▸ **PROBLEM DETAILS**
Return each line containing the string "tienda".
— BEGIN INPUT RECORDS —
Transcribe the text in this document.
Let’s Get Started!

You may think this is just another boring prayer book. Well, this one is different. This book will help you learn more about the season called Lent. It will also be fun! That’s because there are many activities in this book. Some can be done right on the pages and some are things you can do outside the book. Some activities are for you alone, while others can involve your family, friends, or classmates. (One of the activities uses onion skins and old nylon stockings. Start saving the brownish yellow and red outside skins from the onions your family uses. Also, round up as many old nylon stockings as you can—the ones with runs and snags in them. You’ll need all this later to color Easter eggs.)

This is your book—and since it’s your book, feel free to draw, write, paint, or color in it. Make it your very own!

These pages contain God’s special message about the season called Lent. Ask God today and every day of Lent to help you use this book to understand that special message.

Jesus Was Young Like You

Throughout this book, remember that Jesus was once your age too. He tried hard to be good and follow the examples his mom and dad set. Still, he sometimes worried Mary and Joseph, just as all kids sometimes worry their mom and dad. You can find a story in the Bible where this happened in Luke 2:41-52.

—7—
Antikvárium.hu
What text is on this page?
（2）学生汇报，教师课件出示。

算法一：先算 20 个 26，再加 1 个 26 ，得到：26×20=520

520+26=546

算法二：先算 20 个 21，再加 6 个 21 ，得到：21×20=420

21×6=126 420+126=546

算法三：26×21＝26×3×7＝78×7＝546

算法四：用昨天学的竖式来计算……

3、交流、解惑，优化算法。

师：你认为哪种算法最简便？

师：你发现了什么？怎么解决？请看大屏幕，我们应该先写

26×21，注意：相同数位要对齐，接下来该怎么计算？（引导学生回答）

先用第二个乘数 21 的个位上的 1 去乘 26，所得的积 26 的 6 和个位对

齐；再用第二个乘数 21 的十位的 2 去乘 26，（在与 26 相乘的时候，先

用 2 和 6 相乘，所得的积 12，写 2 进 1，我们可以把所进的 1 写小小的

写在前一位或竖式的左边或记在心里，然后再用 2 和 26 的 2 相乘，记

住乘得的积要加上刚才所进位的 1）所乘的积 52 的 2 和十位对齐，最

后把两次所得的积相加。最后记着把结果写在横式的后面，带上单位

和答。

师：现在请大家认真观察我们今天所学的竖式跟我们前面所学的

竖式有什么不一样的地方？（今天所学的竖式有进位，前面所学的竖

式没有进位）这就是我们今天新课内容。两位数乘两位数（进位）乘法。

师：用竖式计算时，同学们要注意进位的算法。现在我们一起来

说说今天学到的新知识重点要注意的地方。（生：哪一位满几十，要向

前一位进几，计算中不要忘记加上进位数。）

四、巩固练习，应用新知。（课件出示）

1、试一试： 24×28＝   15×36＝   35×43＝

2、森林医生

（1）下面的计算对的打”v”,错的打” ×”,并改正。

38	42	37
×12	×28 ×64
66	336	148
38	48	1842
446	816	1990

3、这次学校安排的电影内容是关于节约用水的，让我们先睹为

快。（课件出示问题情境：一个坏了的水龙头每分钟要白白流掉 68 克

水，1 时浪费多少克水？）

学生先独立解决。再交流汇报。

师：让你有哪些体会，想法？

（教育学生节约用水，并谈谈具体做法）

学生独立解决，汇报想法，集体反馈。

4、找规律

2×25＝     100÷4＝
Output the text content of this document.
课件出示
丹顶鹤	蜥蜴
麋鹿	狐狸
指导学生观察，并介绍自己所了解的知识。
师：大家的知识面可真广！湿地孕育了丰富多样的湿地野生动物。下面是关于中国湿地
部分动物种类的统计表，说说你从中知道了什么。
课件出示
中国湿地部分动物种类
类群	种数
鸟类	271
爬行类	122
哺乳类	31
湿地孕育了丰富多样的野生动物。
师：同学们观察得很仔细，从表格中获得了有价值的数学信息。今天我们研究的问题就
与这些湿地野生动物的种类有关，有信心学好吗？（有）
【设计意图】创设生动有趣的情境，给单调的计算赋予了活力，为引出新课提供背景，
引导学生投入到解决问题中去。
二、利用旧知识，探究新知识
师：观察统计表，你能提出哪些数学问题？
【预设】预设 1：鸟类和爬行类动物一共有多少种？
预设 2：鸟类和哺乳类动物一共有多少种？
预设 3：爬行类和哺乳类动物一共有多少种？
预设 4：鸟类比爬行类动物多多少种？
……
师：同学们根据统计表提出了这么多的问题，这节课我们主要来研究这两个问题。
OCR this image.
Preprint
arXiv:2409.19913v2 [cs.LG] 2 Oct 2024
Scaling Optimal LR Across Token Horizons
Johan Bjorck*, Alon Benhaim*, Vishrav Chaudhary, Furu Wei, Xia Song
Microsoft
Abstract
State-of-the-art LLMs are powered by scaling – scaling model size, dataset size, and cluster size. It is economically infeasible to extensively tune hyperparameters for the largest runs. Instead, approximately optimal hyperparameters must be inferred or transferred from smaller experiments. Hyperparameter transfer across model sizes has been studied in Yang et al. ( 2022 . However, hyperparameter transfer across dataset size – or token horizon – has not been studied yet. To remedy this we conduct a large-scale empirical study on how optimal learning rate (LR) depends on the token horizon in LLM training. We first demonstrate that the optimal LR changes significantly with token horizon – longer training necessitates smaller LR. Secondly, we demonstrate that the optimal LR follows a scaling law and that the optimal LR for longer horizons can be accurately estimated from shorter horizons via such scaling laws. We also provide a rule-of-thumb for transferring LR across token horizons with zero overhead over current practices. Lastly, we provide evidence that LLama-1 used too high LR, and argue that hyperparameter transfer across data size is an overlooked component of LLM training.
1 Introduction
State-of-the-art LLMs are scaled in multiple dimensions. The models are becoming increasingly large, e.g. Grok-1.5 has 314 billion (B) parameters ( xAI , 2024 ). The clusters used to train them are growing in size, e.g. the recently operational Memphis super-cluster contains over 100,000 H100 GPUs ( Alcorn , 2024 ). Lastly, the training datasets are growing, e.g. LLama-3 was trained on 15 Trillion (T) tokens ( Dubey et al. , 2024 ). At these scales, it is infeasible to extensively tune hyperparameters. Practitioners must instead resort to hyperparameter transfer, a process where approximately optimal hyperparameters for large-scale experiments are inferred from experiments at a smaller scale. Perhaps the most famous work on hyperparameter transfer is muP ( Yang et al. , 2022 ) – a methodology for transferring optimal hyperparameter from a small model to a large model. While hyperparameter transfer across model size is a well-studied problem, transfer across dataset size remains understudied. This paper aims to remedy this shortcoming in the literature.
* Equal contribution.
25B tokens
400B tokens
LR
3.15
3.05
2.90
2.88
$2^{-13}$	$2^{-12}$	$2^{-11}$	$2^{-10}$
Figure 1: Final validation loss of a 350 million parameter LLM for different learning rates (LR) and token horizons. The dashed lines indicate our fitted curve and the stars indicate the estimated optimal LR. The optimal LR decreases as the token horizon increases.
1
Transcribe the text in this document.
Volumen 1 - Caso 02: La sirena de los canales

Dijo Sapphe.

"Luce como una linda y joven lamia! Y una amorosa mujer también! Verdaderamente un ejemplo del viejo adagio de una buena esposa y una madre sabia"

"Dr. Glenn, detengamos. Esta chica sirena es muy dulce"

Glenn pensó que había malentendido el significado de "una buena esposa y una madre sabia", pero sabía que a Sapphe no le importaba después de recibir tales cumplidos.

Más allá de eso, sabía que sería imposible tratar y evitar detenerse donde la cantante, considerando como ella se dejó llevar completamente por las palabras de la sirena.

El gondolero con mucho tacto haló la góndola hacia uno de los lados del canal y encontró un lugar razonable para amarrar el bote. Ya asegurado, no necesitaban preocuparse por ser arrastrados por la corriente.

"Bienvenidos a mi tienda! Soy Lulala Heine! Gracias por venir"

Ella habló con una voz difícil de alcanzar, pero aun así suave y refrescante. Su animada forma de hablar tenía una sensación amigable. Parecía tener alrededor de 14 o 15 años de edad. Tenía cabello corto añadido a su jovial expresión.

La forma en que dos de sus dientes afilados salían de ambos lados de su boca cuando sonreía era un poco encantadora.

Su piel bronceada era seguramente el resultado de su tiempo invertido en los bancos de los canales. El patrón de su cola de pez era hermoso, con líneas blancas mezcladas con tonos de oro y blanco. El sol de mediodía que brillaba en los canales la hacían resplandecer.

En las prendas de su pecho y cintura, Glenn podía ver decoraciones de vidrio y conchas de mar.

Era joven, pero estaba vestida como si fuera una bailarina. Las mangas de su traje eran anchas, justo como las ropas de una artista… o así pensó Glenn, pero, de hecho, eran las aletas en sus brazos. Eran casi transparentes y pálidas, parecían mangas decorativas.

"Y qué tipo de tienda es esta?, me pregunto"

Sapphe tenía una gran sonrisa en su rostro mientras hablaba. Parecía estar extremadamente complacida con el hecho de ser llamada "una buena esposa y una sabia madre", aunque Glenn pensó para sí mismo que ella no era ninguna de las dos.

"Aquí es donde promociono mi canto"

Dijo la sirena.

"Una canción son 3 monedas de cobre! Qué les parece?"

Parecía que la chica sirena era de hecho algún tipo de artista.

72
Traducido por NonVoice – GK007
— END INPUT RECORDS —
▸ **TASK SOLUTION**
"Bienvenidos a mi tienda! Soy Lulala Heine! Gracias por venir"
"Y qué tipo de tienda es esta?, me pregunto"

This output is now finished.